═══ Selected excerpt
Is Running Good for People Who are Overweight?

If you are overweight or obese, you may be considering adding running to your fitness routine. Once you have appropriate running shoes and supportive gear, you can create your own roadmap. Running is free and accessible to almost everyone making it a viable option for many. Still, it can place a lot of stress on your ankles, shins, knees and lower back, so making sure that you begin safely is imperative to avoiding injury, improving your speed and distance, and losing weight. So, if you’re wondering if running is good for people who are overweight, the answer is yes – if you do it wisely.

Getting Started Running for Weight Loss

Adding running to your fitness routine while being overweight can be difficult. Start slowly and gradually to reduce the risk of injury. When you carry extra weight, you are already putting stress and pressure on your bones and joints, so it is imperative to slowly add intensity. This helps lessen the shock to your body, makes sure that you do not cause any repetitive injuries, and helps to ensure your joints and muscles are agile enough to cope with the impact of running. 

When starting a running routine, your initial warmup and workout may not actually include running. If you are carrying high levels of body fat, start with a walking program to help your muscles, tendons, ligaments and bones strengthen and adjust for exercise.

Another focus before you begin running is to do technical drills to help develop the right technique. One of the challenges with being overweight is that you could be struggling with balance due to the load the extra weight puts on your body. Start with technical drills to achieve better balance before you start running. A great technical drill is a low impact walking high knee routine. This is a wonderful way to improve and challenge your coordination and balance.

Running to Lose Weight

Some people think that they’re not good enough to start running, or they tell themselves that they’ll start running once they’ve gotten into better shape. Sound familiar? If this is you, think again. You do not need to be a great runner to run; you just have to start. Even if your run is more of a stop/start kind of shuffle or more of a power walk, it truly does not matter.

It also doesn’t matter how long you are out there, whether you run nonstop, how far you run, or are able to run timed miles. You simply have to get out of your house. Have a goal to stay moving for at least 20 minutes before returning home. Doing that frequently enough will result in improvements in speed and stamina.

Running Techniques

You should always be concerned about running properly, especially if you’re running while overweight. Here are some things to keep in mind.

  • Walk before running. Measure the number of steps you take in a day with a pedometer and then set yourself a goal of completing and then exceeding those steps every single day. Once you get in the habit of meeting this daily goal, you will have also developed the habit of pushing yourself beyond your typical activity levels. The next step is to move your power walk up to a run.
  • Remember quality over quantity. It is much better to run faster over shorter periods of time, rather than running slower for a longer distance. Your safety comes first and overdoing it can cause back pain and higher impact on your muscles and joints.
  • Steer clear of running on paved roads. Instead, run on a track or on the grass. When you start to tire out while running, your technique can weaken. This results in greater striking force of your feet on the ground. By running on softer surfaces, you are reducing this impact because the softer surfaces are much better at absorbing this impact.
  • Catch your breath. If you are struggling to breathe while running, slow down to a walk. Stick to the 60-second rule. Walk whenever you like, as long as you begin running again after walking for 60 seconds.
══════
═══ Excerpted records
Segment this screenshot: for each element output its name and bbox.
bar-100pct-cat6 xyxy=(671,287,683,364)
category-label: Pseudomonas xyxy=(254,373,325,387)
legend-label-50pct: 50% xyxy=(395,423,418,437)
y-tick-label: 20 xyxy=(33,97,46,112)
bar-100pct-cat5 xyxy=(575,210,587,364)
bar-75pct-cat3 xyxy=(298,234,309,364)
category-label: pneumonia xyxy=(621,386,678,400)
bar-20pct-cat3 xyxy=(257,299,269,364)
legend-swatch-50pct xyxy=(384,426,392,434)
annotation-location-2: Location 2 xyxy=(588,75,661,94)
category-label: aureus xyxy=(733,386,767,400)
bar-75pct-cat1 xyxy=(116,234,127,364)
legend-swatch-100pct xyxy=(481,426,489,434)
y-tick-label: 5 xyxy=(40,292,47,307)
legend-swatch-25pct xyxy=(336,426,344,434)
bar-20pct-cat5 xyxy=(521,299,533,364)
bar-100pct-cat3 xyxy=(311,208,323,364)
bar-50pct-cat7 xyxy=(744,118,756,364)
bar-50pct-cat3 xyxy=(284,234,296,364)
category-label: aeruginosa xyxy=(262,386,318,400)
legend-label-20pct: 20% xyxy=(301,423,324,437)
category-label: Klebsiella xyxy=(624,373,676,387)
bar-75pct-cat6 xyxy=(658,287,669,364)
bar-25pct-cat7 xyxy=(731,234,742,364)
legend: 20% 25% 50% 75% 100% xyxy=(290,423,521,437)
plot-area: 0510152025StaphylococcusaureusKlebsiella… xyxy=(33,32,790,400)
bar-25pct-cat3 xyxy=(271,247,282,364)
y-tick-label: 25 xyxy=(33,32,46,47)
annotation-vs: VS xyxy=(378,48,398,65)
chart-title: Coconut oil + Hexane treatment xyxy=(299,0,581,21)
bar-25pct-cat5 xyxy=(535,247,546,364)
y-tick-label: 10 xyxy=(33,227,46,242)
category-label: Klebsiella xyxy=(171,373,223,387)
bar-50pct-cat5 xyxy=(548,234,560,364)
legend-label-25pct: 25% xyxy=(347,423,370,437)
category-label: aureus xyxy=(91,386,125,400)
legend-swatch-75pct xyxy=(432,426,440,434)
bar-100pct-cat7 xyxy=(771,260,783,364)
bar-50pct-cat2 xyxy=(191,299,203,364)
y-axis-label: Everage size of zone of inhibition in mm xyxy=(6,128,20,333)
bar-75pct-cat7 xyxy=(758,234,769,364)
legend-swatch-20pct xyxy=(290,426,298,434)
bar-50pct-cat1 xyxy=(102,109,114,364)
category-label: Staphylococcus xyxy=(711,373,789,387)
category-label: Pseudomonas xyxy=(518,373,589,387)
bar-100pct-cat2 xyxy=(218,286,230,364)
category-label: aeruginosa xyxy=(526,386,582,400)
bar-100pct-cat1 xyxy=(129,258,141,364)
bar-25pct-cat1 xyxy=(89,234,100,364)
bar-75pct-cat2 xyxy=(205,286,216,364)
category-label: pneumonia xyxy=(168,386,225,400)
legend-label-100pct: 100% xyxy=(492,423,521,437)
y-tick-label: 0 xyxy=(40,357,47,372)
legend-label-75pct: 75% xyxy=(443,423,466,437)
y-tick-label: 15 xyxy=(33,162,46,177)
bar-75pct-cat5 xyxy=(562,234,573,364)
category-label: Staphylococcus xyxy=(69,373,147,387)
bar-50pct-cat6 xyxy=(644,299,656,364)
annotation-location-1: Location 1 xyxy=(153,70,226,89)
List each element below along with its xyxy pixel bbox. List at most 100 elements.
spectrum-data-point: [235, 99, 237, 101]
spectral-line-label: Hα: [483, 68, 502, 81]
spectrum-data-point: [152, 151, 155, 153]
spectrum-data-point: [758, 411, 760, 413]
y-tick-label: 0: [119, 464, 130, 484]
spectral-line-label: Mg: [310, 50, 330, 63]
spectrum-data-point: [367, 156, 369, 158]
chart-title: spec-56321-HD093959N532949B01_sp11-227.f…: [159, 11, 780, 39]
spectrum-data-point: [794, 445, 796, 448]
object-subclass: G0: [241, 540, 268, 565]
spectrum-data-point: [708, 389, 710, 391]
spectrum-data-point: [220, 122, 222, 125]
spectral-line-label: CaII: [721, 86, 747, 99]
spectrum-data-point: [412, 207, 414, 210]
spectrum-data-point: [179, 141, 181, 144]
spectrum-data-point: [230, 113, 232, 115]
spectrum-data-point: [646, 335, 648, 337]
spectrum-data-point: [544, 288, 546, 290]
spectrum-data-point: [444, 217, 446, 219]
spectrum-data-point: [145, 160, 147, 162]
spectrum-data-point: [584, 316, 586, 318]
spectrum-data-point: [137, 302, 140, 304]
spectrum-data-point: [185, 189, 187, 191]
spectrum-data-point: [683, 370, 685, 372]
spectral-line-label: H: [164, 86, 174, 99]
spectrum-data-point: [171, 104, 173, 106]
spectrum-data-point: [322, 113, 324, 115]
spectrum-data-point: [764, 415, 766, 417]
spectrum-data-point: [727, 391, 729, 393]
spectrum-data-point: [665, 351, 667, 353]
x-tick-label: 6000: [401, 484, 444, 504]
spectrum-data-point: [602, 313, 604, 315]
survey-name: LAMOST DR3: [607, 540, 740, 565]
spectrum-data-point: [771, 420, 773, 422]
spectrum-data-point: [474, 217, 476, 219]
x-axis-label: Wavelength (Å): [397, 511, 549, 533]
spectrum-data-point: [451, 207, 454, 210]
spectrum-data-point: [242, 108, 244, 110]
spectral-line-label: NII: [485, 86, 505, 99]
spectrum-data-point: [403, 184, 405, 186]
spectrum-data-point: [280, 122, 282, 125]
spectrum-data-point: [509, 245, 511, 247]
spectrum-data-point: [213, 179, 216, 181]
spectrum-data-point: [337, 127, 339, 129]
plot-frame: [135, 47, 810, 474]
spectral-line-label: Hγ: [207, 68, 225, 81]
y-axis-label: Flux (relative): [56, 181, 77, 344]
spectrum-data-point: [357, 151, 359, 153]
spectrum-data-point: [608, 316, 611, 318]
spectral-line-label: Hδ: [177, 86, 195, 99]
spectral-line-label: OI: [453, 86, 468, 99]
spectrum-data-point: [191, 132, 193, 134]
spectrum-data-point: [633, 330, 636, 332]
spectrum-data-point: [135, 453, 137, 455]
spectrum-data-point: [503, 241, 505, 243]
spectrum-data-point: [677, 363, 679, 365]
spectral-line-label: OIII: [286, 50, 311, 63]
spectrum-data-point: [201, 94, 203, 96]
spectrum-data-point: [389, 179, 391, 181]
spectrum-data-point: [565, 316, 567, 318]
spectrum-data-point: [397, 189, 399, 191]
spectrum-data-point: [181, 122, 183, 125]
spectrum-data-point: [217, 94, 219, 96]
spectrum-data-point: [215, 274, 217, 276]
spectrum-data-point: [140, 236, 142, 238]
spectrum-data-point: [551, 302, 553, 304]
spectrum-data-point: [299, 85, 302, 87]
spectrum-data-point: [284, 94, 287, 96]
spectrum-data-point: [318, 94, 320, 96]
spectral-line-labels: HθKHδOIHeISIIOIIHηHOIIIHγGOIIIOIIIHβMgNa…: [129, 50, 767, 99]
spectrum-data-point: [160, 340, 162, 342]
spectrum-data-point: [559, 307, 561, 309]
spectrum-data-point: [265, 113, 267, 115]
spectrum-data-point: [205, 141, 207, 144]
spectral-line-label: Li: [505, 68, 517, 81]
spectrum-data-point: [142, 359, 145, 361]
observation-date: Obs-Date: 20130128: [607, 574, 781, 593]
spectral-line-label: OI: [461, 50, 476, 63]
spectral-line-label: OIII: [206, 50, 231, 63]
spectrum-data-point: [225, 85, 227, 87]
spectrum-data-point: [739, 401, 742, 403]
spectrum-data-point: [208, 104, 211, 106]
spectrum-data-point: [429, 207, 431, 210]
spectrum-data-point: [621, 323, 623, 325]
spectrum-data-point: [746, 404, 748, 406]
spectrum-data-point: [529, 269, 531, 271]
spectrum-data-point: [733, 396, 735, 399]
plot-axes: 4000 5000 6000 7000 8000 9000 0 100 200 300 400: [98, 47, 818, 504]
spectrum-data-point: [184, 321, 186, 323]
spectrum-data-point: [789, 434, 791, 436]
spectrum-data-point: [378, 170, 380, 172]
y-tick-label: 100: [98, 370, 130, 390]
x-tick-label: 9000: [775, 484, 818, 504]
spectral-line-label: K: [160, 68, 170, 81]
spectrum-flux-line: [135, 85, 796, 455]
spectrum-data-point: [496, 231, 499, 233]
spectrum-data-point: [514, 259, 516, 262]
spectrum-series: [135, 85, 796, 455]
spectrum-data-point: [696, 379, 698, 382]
══════
### Exercise description
Copy the running article, starting at the words "Running Techniques" and stopping after "up to a run.", and substitute "step counter" for "pedometer".

### Answer space
Running Techniques

You should always be concerned about running properly, especially if you’re running while overweight. Here are some things to keep in mind.

  • Walk before running. Measure the number of steps you take in a day with a step counter and then set yourself a goal of completing and then exceeding those steps every single day. Once you get in the habit of meeting this daily goal, you will have also developed the habit of pushing yourself beyond your typical activity levels. The next step is to move your power walk up to a run.